Return the listing below in full, with every line exactly as it is.
>>>
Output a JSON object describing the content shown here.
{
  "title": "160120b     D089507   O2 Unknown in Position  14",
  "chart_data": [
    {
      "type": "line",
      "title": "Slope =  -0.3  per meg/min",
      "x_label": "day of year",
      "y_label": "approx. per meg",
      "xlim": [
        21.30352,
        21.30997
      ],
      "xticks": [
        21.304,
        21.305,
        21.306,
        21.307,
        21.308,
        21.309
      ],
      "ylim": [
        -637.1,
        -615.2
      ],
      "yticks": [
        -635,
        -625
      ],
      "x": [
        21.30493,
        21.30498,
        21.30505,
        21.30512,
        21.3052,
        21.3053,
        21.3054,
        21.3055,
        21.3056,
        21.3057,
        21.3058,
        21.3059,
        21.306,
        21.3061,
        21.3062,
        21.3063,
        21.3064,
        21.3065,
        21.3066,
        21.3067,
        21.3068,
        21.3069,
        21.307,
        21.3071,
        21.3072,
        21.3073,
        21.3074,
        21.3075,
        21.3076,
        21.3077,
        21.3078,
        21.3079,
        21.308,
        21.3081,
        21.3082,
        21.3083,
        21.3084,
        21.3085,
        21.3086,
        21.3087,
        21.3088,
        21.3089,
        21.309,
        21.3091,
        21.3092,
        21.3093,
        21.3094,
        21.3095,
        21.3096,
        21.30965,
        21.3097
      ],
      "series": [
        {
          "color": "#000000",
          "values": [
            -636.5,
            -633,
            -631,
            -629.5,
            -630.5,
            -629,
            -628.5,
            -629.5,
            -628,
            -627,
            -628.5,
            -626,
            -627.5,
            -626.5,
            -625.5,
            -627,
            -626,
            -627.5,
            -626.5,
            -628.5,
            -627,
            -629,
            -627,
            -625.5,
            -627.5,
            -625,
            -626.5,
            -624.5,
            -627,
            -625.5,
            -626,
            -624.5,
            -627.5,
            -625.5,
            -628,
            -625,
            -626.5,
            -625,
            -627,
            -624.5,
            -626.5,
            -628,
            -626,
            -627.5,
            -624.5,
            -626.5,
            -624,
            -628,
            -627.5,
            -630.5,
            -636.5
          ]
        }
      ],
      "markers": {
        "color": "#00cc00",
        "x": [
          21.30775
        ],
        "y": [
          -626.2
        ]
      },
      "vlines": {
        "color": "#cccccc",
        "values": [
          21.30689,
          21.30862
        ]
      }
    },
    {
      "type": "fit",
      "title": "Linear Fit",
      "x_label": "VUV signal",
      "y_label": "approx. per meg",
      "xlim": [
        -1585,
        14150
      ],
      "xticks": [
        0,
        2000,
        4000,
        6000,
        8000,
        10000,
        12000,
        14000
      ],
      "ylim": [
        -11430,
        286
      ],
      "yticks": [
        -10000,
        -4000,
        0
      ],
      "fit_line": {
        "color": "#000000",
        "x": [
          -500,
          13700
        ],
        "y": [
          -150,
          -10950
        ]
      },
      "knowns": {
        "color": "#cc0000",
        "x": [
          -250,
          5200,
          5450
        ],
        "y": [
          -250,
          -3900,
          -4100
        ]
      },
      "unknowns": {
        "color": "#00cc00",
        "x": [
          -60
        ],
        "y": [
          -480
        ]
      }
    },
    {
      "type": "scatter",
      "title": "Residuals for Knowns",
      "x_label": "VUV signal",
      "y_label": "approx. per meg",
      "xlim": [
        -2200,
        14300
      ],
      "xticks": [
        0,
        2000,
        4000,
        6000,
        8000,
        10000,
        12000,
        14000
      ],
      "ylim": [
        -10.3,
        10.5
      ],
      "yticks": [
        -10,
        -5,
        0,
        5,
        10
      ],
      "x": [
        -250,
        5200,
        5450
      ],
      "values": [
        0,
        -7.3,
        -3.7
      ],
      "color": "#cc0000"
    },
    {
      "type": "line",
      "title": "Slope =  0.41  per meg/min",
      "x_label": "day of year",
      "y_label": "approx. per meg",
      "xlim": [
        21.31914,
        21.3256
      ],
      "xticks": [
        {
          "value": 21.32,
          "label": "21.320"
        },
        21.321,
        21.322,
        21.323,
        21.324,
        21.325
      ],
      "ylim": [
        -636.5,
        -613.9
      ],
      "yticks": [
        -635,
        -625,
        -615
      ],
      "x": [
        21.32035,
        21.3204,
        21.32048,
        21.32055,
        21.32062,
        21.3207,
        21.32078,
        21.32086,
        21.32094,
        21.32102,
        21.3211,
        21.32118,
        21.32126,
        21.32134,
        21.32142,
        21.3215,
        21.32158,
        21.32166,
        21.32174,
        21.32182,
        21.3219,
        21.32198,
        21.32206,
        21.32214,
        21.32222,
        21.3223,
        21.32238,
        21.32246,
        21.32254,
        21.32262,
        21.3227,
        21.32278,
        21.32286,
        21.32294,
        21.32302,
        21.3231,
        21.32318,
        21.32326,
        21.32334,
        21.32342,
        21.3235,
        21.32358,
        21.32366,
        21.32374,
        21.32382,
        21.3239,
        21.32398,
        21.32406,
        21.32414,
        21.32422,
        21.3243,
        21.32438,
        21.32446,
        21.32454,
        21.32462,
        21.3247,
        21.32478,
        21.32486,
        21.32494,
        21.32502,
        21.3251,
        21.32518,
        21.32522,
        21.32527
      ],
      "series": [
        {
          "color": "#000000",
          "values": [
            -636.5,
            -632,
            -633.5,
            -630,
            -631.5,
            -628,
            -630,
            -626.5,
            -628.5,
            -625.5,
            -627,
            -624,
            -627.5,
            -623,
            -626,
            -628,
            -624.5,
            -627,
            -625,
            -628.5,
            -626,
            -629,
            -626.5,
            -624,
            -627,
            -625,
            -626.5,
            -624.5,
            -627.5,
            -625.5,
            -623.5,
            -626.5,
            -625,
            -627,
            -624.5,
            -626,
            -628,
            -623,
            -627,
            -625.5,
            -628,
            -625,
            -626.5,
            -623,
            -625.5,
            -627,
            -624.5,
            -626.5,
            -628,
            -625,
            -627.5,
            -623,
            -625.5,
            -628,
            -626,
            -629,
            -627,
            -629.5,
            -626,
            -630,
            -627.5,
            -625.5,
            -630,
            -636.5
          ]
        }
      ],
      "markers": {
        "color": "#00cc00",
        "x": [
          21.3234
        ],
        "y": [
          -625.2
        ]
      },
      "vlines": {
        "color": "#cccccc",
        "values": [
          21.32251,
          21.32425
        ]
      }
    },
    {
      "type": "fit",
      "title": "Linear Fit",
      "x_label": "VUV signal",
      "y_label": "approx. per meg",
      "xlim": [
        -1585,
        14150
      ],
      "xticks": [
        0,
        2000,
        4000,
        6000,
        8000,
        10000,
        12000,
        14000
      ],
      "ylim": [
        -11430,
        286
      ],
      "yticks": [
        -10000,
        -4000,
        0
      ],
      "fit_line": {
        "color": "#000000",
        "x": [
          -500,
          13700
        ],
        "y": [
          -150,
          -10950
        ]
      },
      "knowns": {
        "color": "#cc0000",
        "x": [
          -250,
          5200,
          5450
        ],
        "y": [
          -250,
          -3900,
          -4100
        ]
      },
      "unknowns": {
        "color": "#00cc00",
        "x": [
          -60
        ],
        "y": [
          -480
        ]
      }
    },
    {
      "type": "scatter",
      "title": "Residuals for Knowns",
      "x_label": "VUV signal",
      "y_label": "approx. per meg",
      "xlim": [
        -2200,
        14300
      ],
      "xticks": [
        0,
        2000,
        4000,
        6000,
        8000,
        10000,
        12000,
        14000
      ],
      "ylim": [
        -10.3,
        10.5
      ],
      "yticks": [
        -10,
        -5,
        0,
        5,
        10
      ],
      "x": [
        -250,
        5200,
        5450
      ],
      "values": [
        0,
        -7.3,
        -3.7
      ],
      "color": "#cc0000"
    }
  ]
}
<<<
## EXPECTED ANSWER
Output a JSON object describing the content shown here.
{
  "title": "160120b     D089507   O2 Unknown in Position  14",
  "chart_data": [
    {
      "type": "line",
      "title": "Slope =  -0.3  per meg/min",
      "x_label": "day of year",
      "y_label": "approx. per meg",
      "xlim": [
        21.30352,
        21.30997
      ],
      "xticks": [
        21.304,
        21.305,
        21.306,
        21.307,
        21.308,
        21.309
      ],
      "ylim": [
        -637.1,
        -615.2
      ],
      "yticks": [
        -635,
        -625
      ],
      "x": [
        21.30493,
        21.30498,
        21.30505,
        21.30512,
        21.3052,
        21.3053,
        21.3054,
        21.3055,
        21.3056,
        21.3057,
        21.3058,
        21.3059,
        21.306,
        21.3061,
        21.3062,
        21.3063,
        21.3064,
        21.3065,
        21.3066,
        21.3067,
        21.3068,
        21.3069,
        21.307,
        21.3071,
        21.3072,
        21.3073,
        21.3074,
        21.3075,
        21.3076,
        21.3077,
        21.3078,
        21.3079,
        21.308,
        21.3081,
        21.3082,
        21.3083,
        21.3084,
        21.3085,
        21.3086,
        21.3087,
        21.3088,
        21.3089,
        21.309,
        21.3091,
        21.3092,
        21.3093,
        21.3094,
        21.3095,
        21.3096,
        21.30965,
        21.3097
      ],
      "series": [
        {
          "color": "#000000",
          "values": [
            -636.5,
            -633,
            -631,
            -629.5,
            -630.5,
            -629,
            -628.5,
            -629.5,
            -628,
            -627,
            -628.5,
            -626,
            -627.5,
            -626.5,
            -625.5,
            -627,
            -626,
            -627.5,
            -626.5,
            -628.5,
            -627,
            -629,
            -627,
            -625.5,
            -627.5,
            -625,
            -626.5,
            -624.5,
            -627,
            -625.5,
            -626,
            -624.5,
            -627.5,
            -625.5,
            -628,
            -625,
            -626.5,
            -625,
            -627,
            -624.5,
            -626.5,
            -628,
            -626,
            -627.5,
            -624.5,
            -626.5,
            -624,
            -628,
            -627.5,
            -630.5,
            -636.5
          ]
        }
      ],
      "markers": {
        "color": "#00cc00",
        "x": [
          21.30775
        ],
        "y": [
          -626.2
        ]
      },
      "vlines": {
        "color": "#cccccc",
        "values": [
          21.30689,
          21.30862
        ]
      }
    },
    {
      "type": "fit",
      "title": "Linear Fit",
      "x_label": "VUV signal",
      "y_label": "approx. per meg",
      "xlim": [
        -1585,
        14150
      ],
      "xticks": [
        0,
        2000,
        4000,
        6000,
        8000,
        10000,
        12000,
        14000
      ],
      "ylim": [
        -11430,
        286
      ],
      "yticks": [
        -10000,
        -4000,
        0
      ],
      "fit_line": {
        "color": "#000000",
        "x": [
          -500,
          13700
        ],
        "y": [
          -150,
          -10950
        ]
      },
      "knowns": {
        "color": "#cc0000",
        "x": [
          -250,
          5200,
          5450
        ],
        "y": [
          -250,
          -3900,
          -4100
        ]
      },
      "unknowns": {
        "color": "#00cc00",
        "x": [
          -60
        ],
        "y": [
          -480
        ]
      }
    },
    {
      "type": "scatter",
      "title": "Residuals for Knowns",
      "x_label": "VUV signal",
      "y_label": "approx. per meg",
      "xlim": [
        -2200,
        14300
      ],
      "xticks": [
        0,
        2000,
        4000,
        6000,
        8000,
        10000,
        12000,
        14000
      ],
      "ylim": [
        -10.3,
        10.5
      ],
      "yticks": [
        -10,
        -5,
        0,
        5,
        10
      ],
      "x": [
        -250,
        5200,
        5450
      ],
      "values": [
        0,
        -7.3,
        -3.7
      ],
      "color": "#cc0000"
    },
    {
      "type": "line",
      "title": "Slope =  0.41  per meg/min",
      "x_label": "day of year",
      "y_label": "approx. per meg",
      "xlim": [
        21.31914,
        21.3256
      ],
      "xticks": [
        {
          "value": 21.32,
          "label": "21.320"
        },
        21.321,
        21.322,
        21.323,
        21.324,
        21.325
      ],
      "ylim": [
        -636.5,
        -613.9
      ],
      "yticks": [
        -635,
        -625,
        -615
      ],
      "x": [
        21.32035,
        21.3204,
        21.32048,
        21.32055,
        21.32062,
        21.3207,
        21.32078,
        21.32086,
        21.32094,
        21.32102,
        21.3211,
        21.32118,
        21.32126,
        21.32134,
        21.32142,
        21.3215,
        21.32158,
        21.32166,
        21.32174,
        21.32182,
        21.3219,
        21.32198,
        21.32206,
        21.32214,
        21.32222,
        21.3223,
        21.32238,
        21.32246,
        21.32254,
        21.32262,
        21.3227,
        21.32278,
        21.32286,
        21.32294,
        21.32302,
        21.3231,
        21.32318,
        21.32326,
        21.32334,
        21.32342,
        21.3235,
        21.32358,
        21.32366,
        21.32374,
        21.32382,
        21.3239,
        21.32398,
        21.32406,
        21.32414,
        21.32422,
        21.3243,
        21.32438,
        21.32446,
        21.32454,
        21.32462,
        21.3247,
        21.32478,
        21.32486,
        21.32494,
        21.32502,
        21.3251,
        21.32518,
        21.32522,
        21.32527
      ],
      "series": [
        {
          "color": "#000000",
          "values": [
            -636.5,
            -632,
            -633.5,
            -630,
            -631.5,
            -628,
            -630,
            -626.5,
            -628.5,
            -625.5,
            -627,
            -624,
            -627.5,
            -623,
            -626,
            -628,
            -624.5,
            -627,
            -625,
            -628.5,
            -626,
            -629,
            -626.5,
            -624,
            -627,
            -625,
            -626.5,
            -624.5,
            -627.5,
            -625.5,
            -623.5,
            -626.5,
            -625,
            -627,
            -624.5,
            -626,
            -628,
            -623,
            -627,
            -625.5,
            -628,
            -625,
            -626.5,
            -623,
            -625.5,
            -627,
            -624.5,
            -626.5,
            -628,
            -625,
            -627.5,
            -623,
            -625.5,
            -628,
            -626,
            -629,
            -627,
            -629.5,
            -626,
            -630,
            -627.5,
            -625.5,
            -630,
            -636.5
          ]
        }
      ],
      "markers": {
        "color": "#00cc00",
        "x": [
          21.3234
        ],
        "y": [
          -625.2
        ]
      },
      "vlines": {
        "color": "#cccccc",
        "values": [
          21.32251,
          21.32425
        ]
      }
    },
    {
      "type": "fit",
      "title": "Linear Fit",
      "x_label": "VUV signal",
      "y_label": "approx. per meg",
      "xlim": [
        -1585,
        14150
      ],
      "xticks": [
        0,
        2000,
        4000,
        6000,
        8000,
        10000,
        12000,
        14000
      ],
      "ylim": [
        -11430,
        286
      ],
      "yticks": [
        -10000,
        -4000,
        0
      ],
      "fit_line": {
        "color": "#000000",
        "x": [
          -500,
          13700
        ],
        "y": [
          -150,
          -10950
        ]
      },
      "knowns": {
        "color": "#cc0000",
        "x": [
          -250,
          5200,
          5450
        ],
        "y": [
          -250,
          -3900,
          -4100
        ]
      },
      "unknowns": {
        "color": "#00cc00",
        "x": [
          -60
        ],
        "y": [
          -480
        ]
      }
    },
    {
      "type": "scatter",
      "title": "Residuals for Knowns",
      "x_label": "VUV signal",
      "y_label": "approx. per meg",
      "xlim": [
        -2200,
        14300
      ],
      "xticks": [
        0,
        2000,
        4000,
        6000,
        8000,
        10000,
        12000,
        14000
      ],
      "ylim": [
        -10.3,
        10.5
      ],
      "yticks": [
        -10,
        -5,
        0,
        5,
        10
      ],
      "x": [
        -250,
        5200,
        5450
      ],
      "values": [
        0,
        -7.3,
        -3.7
      ],
      "color": "#cc0000"
    }
  ]
}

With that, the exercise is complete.